● **CHALLENGE**
Repeat each of the lines below character for character, and leave the pictures out of your answer.

• • • • •

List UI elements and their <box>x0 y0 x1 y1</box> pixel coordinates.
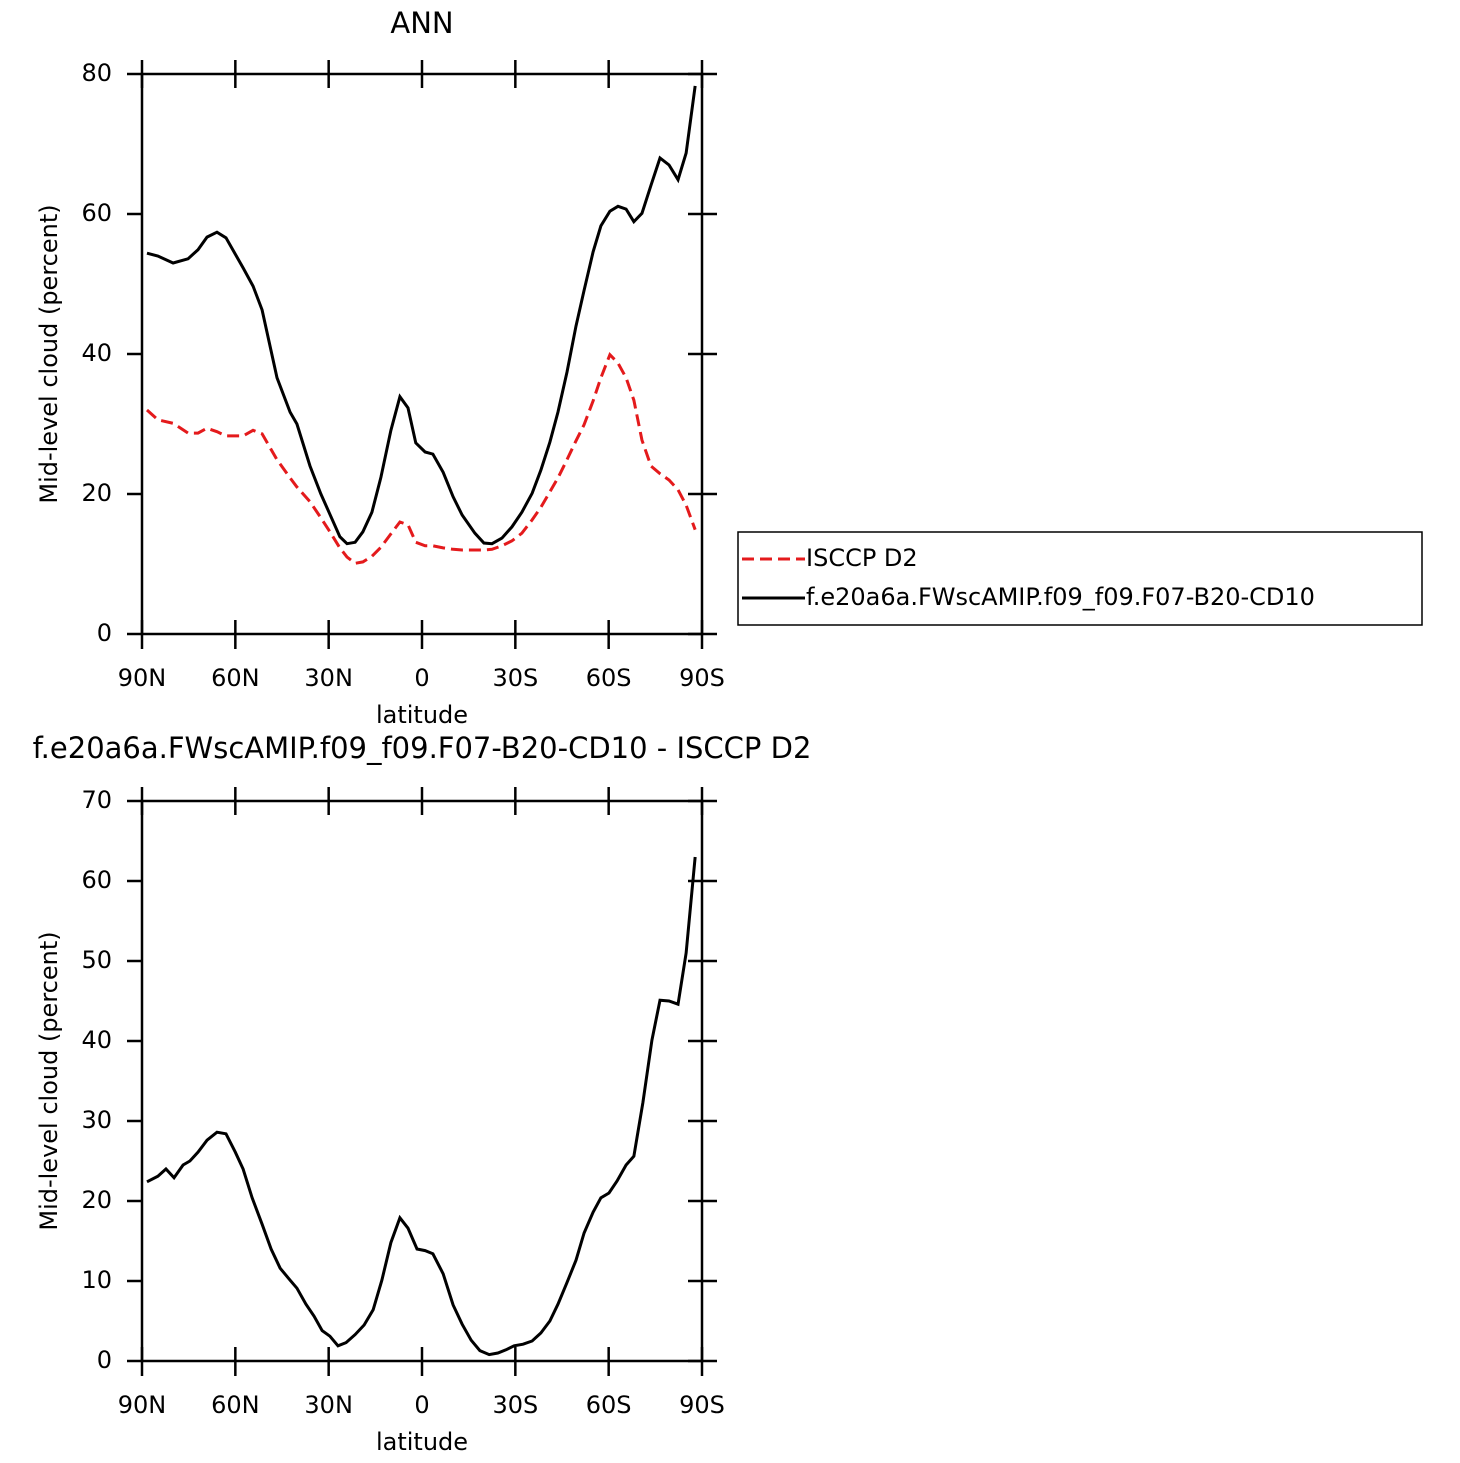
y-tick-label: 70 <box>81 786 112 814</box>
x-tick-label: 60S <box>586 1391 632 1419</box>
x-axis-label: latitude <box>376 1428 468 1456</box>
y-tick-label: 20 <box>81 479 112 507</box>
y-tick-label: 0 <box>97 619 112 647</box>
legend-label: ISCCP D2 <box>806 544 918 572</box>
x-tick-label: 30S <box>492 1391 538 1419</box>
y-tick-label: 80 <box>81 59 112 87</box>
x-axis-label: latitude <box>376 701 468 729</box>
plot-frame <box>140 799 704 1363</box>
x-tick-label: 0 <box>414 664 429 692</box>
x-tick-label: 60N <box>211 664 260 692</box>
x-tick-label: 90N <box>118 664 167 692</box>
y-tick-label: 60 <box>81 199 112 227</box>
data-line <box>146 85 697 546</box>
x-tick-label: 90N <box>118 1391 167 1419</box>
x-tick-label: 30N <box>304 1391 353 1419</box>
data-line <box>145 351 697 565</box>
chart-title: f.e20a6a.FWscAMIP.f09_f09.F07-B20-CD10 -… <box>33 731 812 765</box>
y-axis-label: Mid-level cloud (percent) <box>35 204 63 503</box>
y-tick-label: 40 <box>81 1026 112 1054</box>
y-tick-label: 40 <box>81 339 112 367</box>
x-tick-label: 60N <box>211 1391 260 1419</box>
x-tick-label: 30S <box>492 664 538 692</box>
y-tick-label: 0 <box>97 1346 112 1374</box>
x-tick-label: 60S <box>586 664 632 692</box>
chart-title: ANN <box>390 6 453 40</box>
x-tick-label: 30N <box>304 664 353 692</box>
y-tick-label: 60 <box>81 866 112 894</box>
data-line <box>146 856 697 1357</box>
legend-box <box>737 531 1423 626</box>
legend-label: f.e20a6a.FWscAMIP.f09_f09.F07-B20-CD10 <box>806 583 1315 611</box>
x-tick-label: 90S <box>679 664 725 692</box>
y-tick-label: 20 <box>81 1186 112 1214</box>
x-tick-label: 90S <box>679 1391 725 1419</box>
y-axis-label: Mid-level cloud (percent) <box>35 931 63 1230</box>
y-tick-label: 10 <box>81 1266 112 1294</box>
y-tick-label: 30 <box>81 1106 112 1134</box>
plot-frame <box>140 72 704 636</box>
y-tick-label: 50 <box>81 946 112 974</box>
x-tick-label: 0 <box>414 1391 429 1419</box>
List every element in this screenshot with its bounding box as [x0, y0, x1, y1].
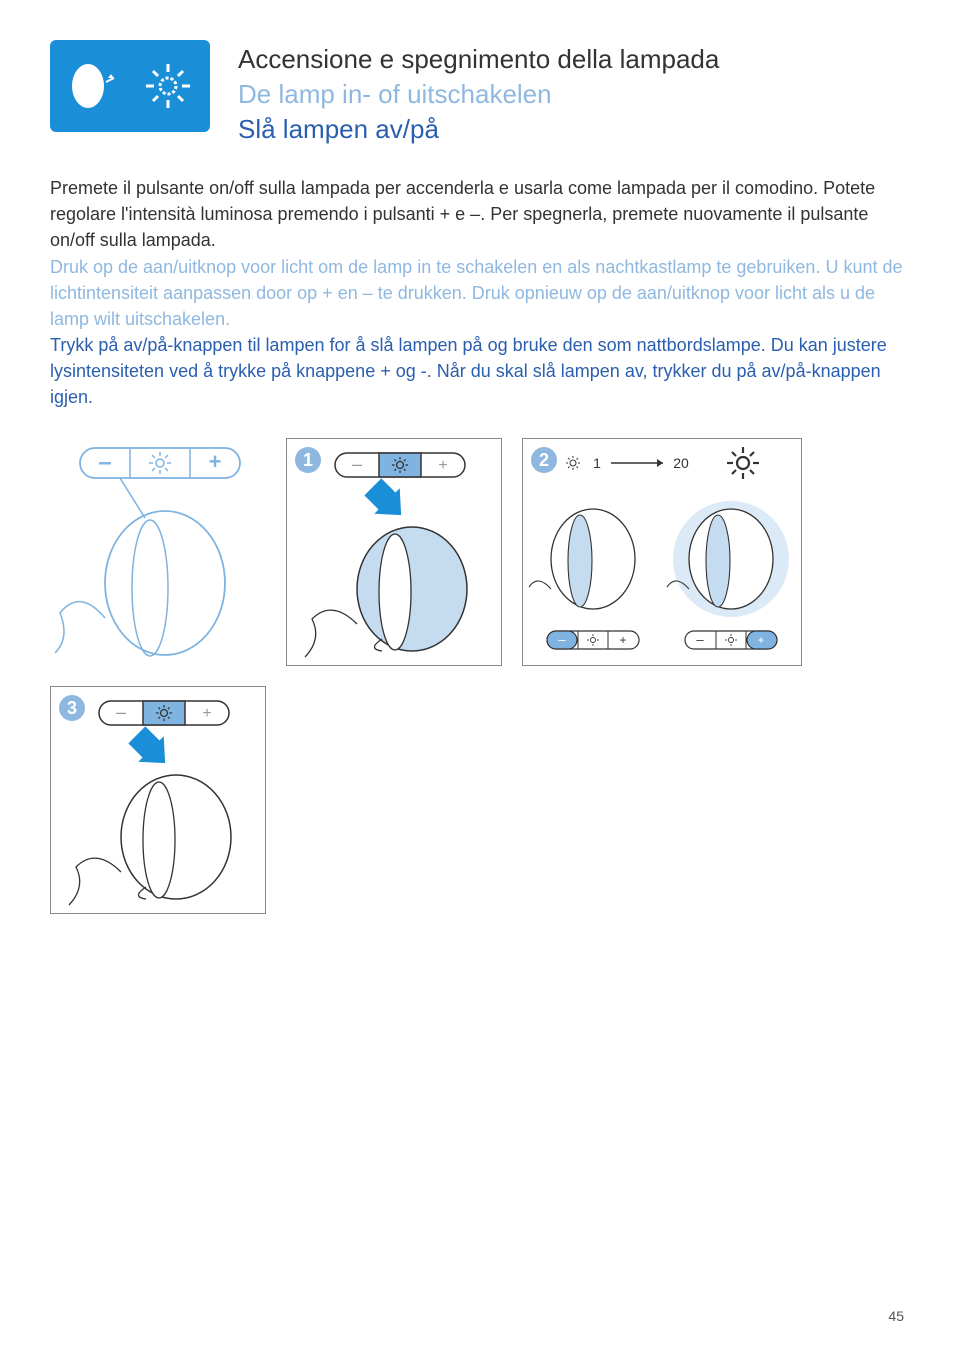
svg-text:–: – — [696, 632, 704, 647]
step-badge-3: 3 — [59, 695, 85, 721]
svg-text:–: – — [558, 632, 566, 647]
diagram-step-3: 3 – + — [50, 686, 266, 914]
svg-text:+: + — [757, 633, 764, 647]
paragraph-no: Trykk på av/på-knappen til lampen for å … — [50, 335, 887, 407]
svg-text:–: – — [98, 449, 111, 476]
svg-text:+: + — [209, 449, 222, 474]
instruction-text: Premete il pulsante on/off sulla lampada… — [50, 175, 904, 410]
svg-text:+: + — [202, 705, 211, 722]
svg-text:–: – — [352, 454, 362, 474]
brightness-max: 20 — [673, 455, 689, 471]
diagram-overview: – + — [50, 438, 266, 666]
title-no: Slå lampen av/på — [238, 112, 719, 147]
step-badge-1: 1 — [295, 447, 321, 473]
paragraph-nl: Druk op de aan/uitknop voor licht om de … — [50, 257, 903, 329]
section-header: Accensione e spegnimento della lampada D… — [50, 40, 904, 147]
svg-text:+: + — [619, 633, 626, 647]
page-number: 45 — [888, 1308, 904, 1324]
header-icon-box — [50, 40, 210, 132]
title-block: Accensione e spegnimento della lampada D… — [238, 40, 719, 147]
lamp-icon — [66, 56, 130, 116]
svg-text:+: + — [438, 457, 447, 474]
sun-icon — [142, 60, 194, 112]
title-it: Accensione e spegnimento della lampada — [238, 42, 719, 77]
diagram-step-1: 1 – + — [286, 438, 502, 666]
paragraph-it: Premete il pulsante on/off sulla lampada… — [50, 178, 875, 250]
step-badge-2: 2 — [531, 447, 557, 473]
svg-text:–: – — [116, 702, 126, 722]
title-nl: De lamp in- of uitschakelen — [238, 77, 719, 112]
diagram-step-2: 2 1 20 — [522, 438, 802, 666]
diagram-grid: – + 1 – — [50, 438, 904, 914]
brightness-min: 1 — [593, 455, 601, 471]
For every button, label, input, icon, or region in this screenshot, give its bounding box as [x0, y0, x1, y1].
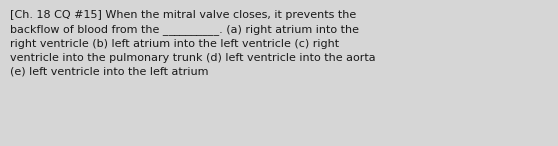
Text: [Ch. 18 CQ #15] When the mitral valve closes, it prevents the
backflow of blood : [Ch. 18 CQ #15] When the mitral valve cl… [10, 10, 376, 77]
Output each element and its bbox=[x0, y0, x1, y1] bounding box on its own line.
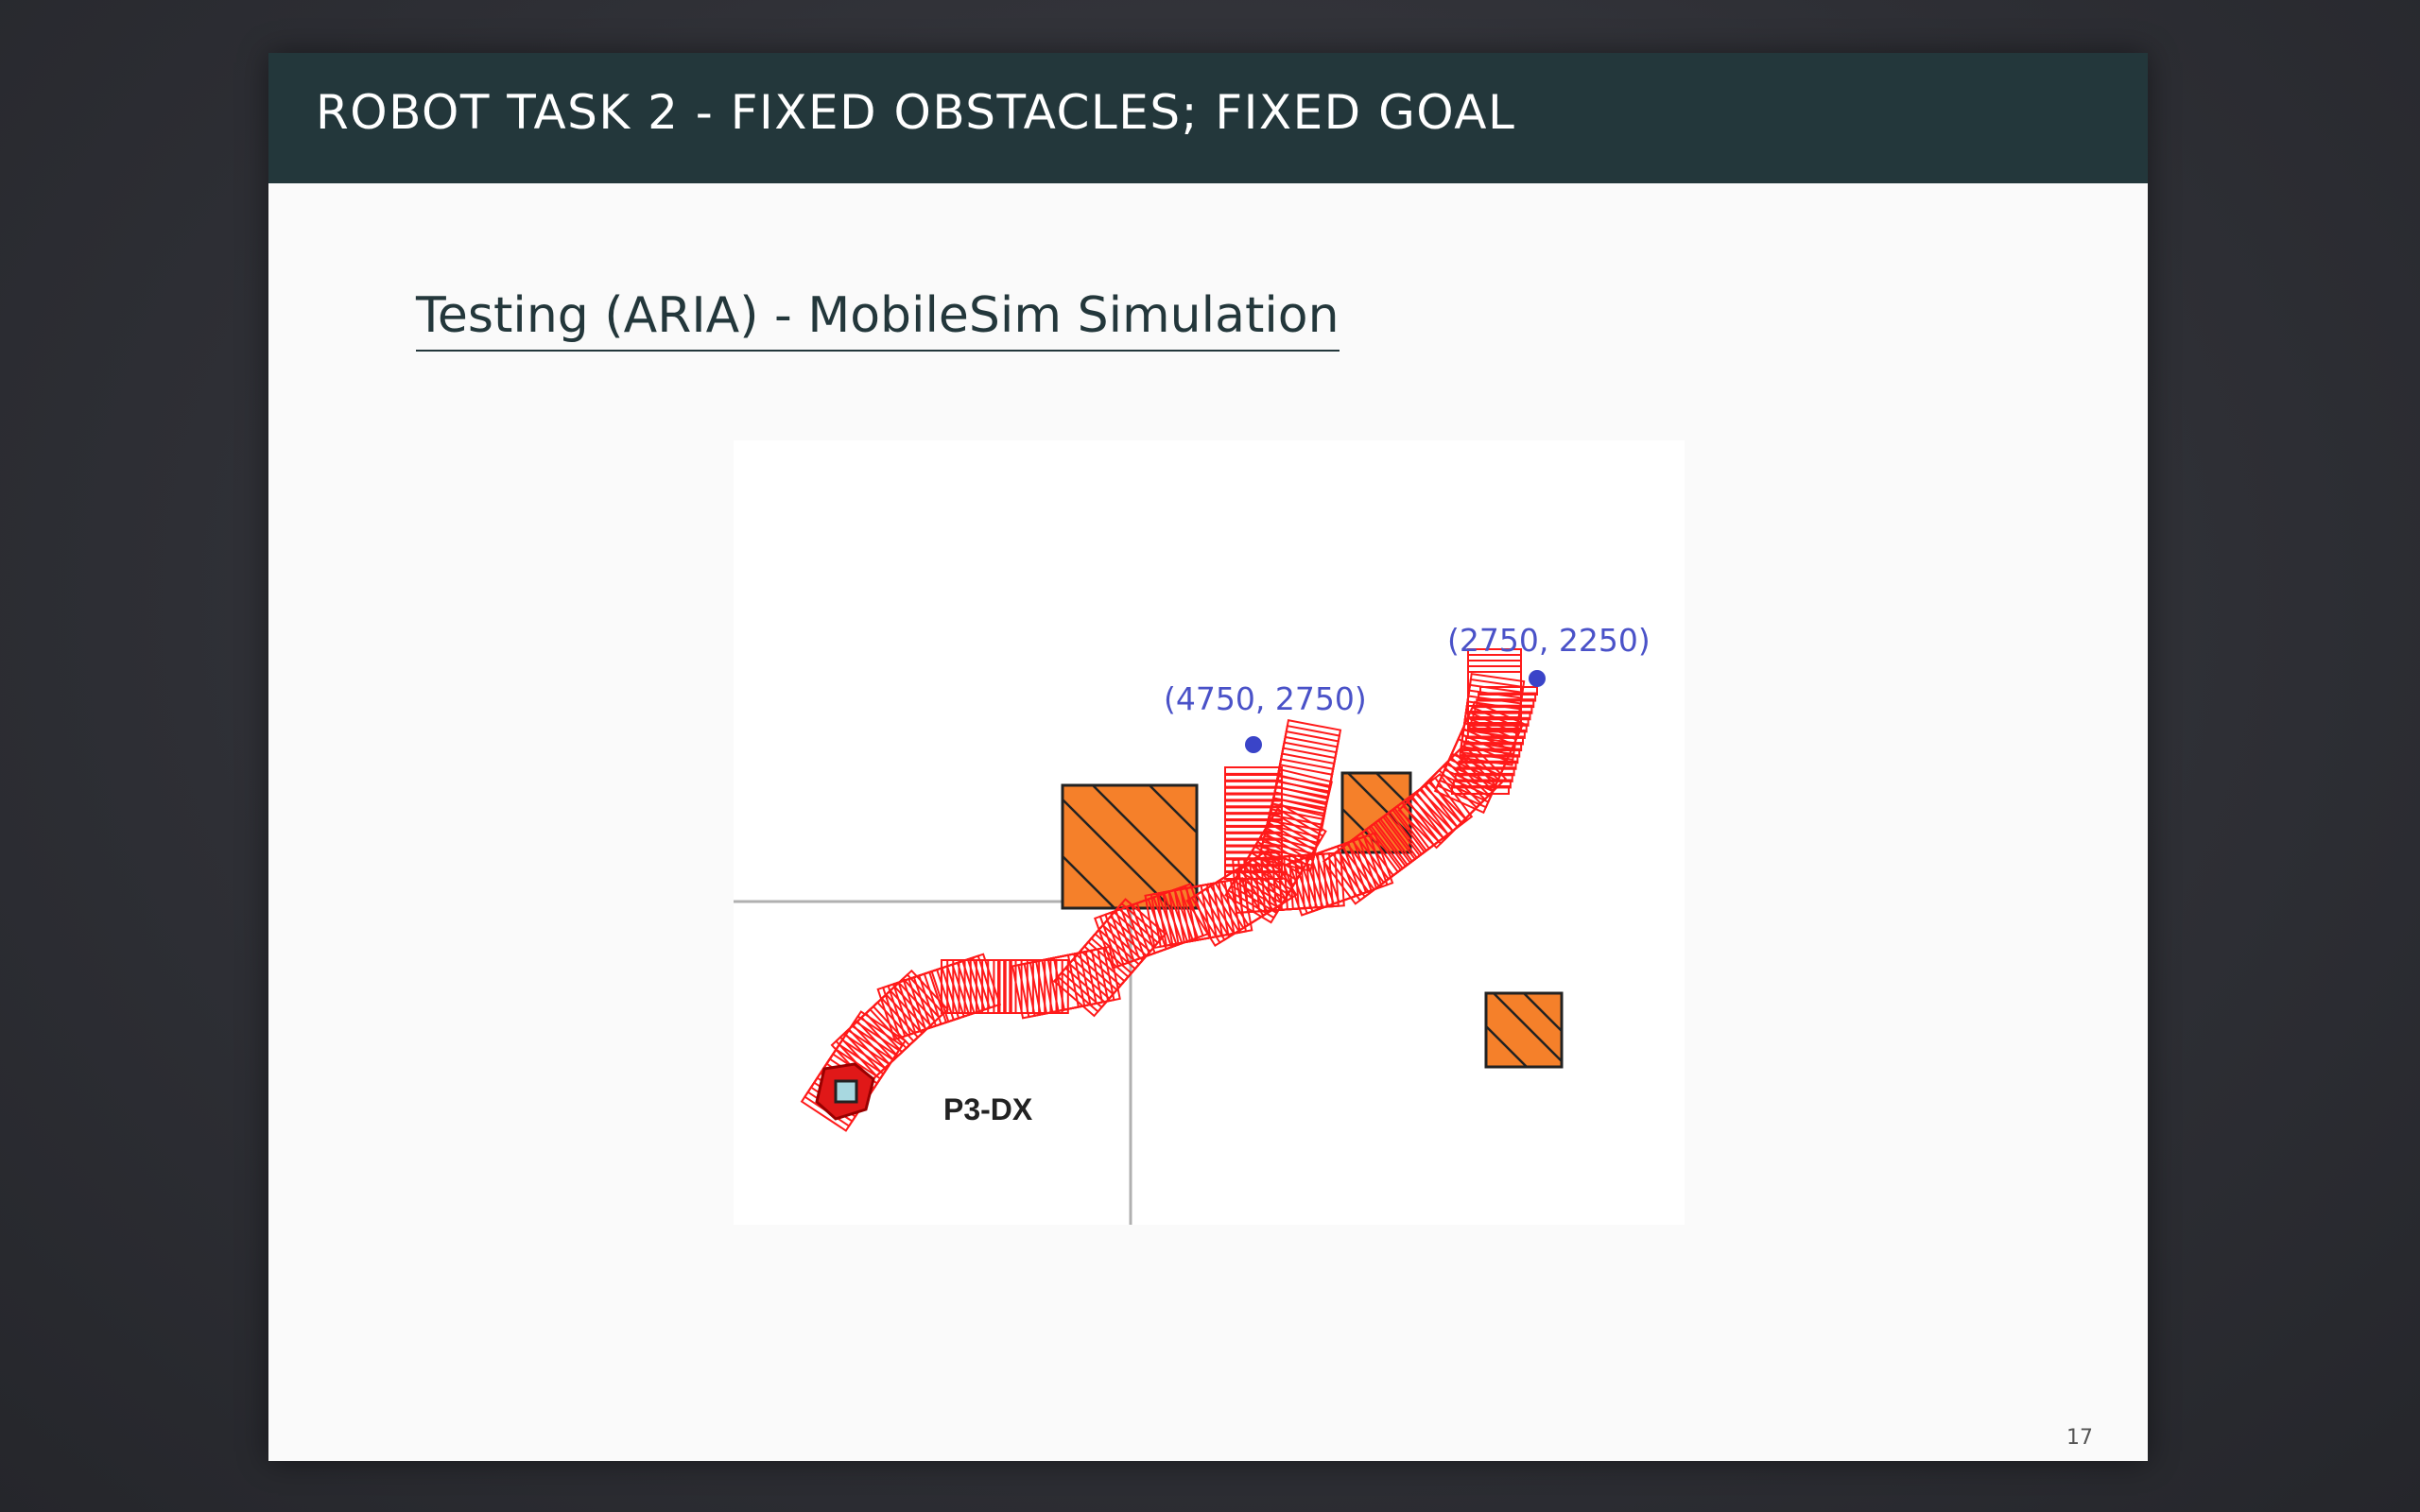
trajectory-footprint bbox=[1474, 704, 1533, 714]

• • • • •

● **CORRECT RESPONSE**
List UI elements and their <box>x0 y0 x1 y1</box> pixel coordinates.
y-tick-label: 70 <box>81 786 112 814</box>
x-tick-label: 60S <box>586 1391 632 1419</box>
x-axis-label: latitude <box>376 1428 468 1456</box>
y-tick-label: 20 <box>81 479 112 507</box>
y-tick-label: 0 <box>97 619 112 647</box>
legend-label: ISCCP D2 <box>806 544 918 572</box>
x-tick-label: 30S <box>492 1391 538 1419</box>
y-tick-label: 80 <box>81 59 112 87</box>
x-axis-label: latitude <box>376 701 468 729</box>
plot-frame <box>140 799 704 1363</box>
x-tick-label: 0 <box>414 664 429 692</box>
x-tick-label: 60N <box>211 664 260 692</box>
x-tick-label: 90N <box>118 664 167 692</box>
y-tick-label: 60 <box>81 199 112 227</box>
data-line <box>146 85 697 546</box>
x-tick-label: 90N <box>118 1391 167 1419</box>
x-tick-label: 30N <box>304 1391 353 1419</box>
data-line <box>145 351 697 565</box>
chart-title: f.e20a6a.FWscAMIP.f09_f09.F07-B20-CD10 -… <box>33 731 812 765</box>
y-axis-label: Mid-level cloud (percent) <box>35 204 63 503</box>
y-tick-label: 40 <box>81 1026 112 1054</box>
y-tick-label: 40 <box>81 339 112 367</box>
x-tick-label: 60N <box>211 1391 260 1419</box>
x-tick-label: 30S <box>492 664 538 692</box>
y-tick-label: 0 <box>97 1346 112 1374</box>
x-tick-label: 60S <box>586 664 632 692</box>
chart-title: ANN <box>390 6 453 40</box>
x-tick-label: 30N <box>304 664 353 692</box>
y-tick-label: 60 <box>81 866 112 894</box>
data-line <box>146 856 697 1357</box>
legend-box <box>737 531 1423 626</box>
legend-label: f.e20a6a.FWscAMIP.f09_f09.F07-B20-CD10 <box>806 583 1315 611</box>
x-tick-label: 90S <box>679 664 725 692</box>
y-tick-label: 20 <box>81 1186 112 1214</box>
x-tick-label: 90S <box>679 1391 725 1419</box>
y-axis-label: Mid-level cloud (percent) <box>35 931 63 1230</box>
y-tick-label: 10 <box>81 1266 112 1294</box>
y-tick-label: 30 <box>81 1106 112 1134</box>
plot-frame <box>140 72 704 636</box>
y-tick-label: 50 <box>81 946 112 974</box>
x-tick-label: 0 <box>414 1391 429 1419</box>
List every element in this screenshot with its bounding box as [x0, y0, x1, y1].
svg-text:–: – — [696, 632, 704, 647]
step-badge-3: 3 — [59, 695, 85, 721]
svg-text:–: – — [558, 632, 566, 647]
diagram-step-3: 3 – + — [50, 686, 266, 914]
svg-text:+: + — [757, 633, 764, 647]
paragraph-no: Trykk på av/på-knappen til lampen for å … — [50, 335, 887, 407]
svg-text:–: – — [98, 449, 111, 476]
svg-text:+: + — [209, 449, 222, 474]
instruction-text: Premete il pulsante on/off sulla lampada… — [50, 175, 904, 410]
svg-text:+: + — [202, 705, 211, 722]
svg-text:–: – — [352, 454, 362, 474]
brightness-max: 20 — [673, 455, 689, 471]
diagram-overview: – + — [50, 438, 266, 666]
title-no: Slå lampen av/på — [238, 112, 719, 147]
step-badge-1: 1 — [295, 447, 321, 473]
paragraph-nl: Druk op de aan/uitknop voor licht om de … — [50, 257, 903, 329]
section-header: Accensione e spegnimento della lampada D… — [50, 40, 904, 147]
svg-text:+: + — [619, 633, 626, 647]
page-number: 45 — [888, 1308, 904, 1324]
header-icon-box — [50, 40, 210, 132]
title-block: Accensione e spegnimento della lampada D… — [238, 40, 719, 147]
lamp-icon — [66, 56, 130, 116]
svg-text:+: + — [438, 457, 447, 474]
sun-icon — [142, 60, 194, 112]
title-it: Accensione e spegnimento della lampada — [238, 42, 719, 77]
diagram-step-1: 1 – + — [286, 438, 502, 666]
paragraph-it: Premete il pulsante on/off sulla lampada… — [50, 178, 875, 250]
step-badge-2: 2 — [531, 447, 557, 473]
svg-text:–: – — [116, 702, 126, 722]
title-nl: De lamp in- of uitschakelen — [238, 77, 719, 112]
diagram-step-2: 2 1 20 — [522, 438, 802, 666]
diagram-grid: – + 1 – — [50, 438, 904, 914]
brightness-min: 1 — [593, 455, 601, 471]
For every button, label, input, icon, or region in this screenshot, give its bounding box as [x0, y0, x1, y1].
Text: [Ch. 18 CQ #15] When the mitral valve closes, it prevents the
backflow of blood : [Ch. 18 CQ #15] When the mitral valve cl… [10, 10, 376, 77]
Output each element and its bbox=[x0, y0, x1, y1] bounding box on its own line.
trajectory-footprint bbox=[1474, 704, 1533, 714]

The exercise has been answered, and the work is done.